--- Written exercise ---
Repeat the material in full. Keep every line exactly as it is.

--- Entries ---
————————

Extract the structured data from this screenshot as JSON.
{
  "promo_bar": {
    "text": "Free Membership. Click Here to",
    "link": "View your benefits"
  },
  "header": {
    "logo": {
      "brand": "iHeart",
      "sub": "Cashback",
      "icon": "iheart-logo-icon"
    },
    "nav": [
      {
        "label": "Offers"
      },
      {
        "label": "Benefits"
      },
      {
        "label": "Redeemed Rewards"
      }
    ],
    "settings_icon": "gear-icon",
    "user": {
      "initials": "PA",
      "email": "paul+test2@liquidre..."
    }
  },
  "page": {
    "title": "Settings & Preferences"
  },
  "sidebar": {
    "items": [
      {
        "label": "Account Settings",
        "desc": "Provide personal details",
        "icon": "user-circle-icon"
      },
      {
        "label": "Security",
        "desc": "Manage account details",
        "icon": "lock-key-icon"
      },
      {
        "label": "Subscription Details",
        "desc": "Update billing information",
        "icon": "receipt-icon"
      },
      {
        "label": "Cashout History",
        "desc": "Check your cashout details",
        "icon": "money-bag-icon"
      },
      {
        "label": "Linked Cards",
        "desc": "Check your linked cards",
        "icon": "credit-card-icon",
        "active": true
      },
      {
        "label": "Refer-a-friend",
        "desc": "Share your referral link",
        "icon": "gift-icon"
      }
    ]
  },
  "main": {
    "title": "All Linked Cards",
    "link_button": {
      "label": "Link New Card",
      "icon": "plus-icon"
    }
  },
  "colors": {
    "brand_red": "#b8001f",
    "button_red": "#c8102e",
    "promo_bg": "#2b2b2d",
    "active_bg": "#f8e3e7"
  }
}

————————

--- Reply to the task ---
Extract the structured data from this screenshot as JSON.
{
  "promo_bar": {
    "text": "Free Membership. Click Here to",
    "link": "View your benefits"
  },
  "header": {
    "logo": {
      "brand": "iHeart",
      "sub": "Cashback",
      "icon": "iheart-logo-icon"
    },
    "nav": [
      {
        "label": "Offers"
      },
      {
        "label": "Benefits"
      },
      {
        "label": "Redeemed Rewards"
      }
    ],
    "settings_icon": "gear-icon",
    "user": {
      "initials": "PA",
      "email": "paul+test2@liquidre..."
    }
  },
  "page": {
    "title": "Settings & Preferences"
  },
  "sidebar": {
    "items": [
      {
        "label": "Account Settings",
        "desc": "Provide personal details",
        "icon": "user-circle-icon"
      },
      {
        "label": "Security",
        "desc": "Manage account details",
        "icon": "lock-key-icon"
      },
      {
        "label": "Subscription Details",
        "desc": "Update billing information",
        "icon": "receipt-icon"
      },
      {
        "label": "Cashout History",
        "desc": "Check your cashout details",
        "icon": "money-bag-icon"
      },
      {
        "label": "Linked Cards",
        "desc": "Check your linked cards",
        "icon": "credit-card-icon",
        "active": true
      },
      {
        "label": "Refer-a-friend",
        "desc": "Share your referral link",
        "icon": "gift-icon"
      }
    ]
  },
  "main": {
    "title": "All Linked Cards",
    "link_button": {
      "label": "Link New Card",
      "icon": "plus-icon"
    }
  },
  "colors": {
    "brand_red": "#b8001f",
    "button_red": "#c8102e",
    "promo_bg": "#2b2b2d",
    "active_bg": "#f8e3e7"
  }
}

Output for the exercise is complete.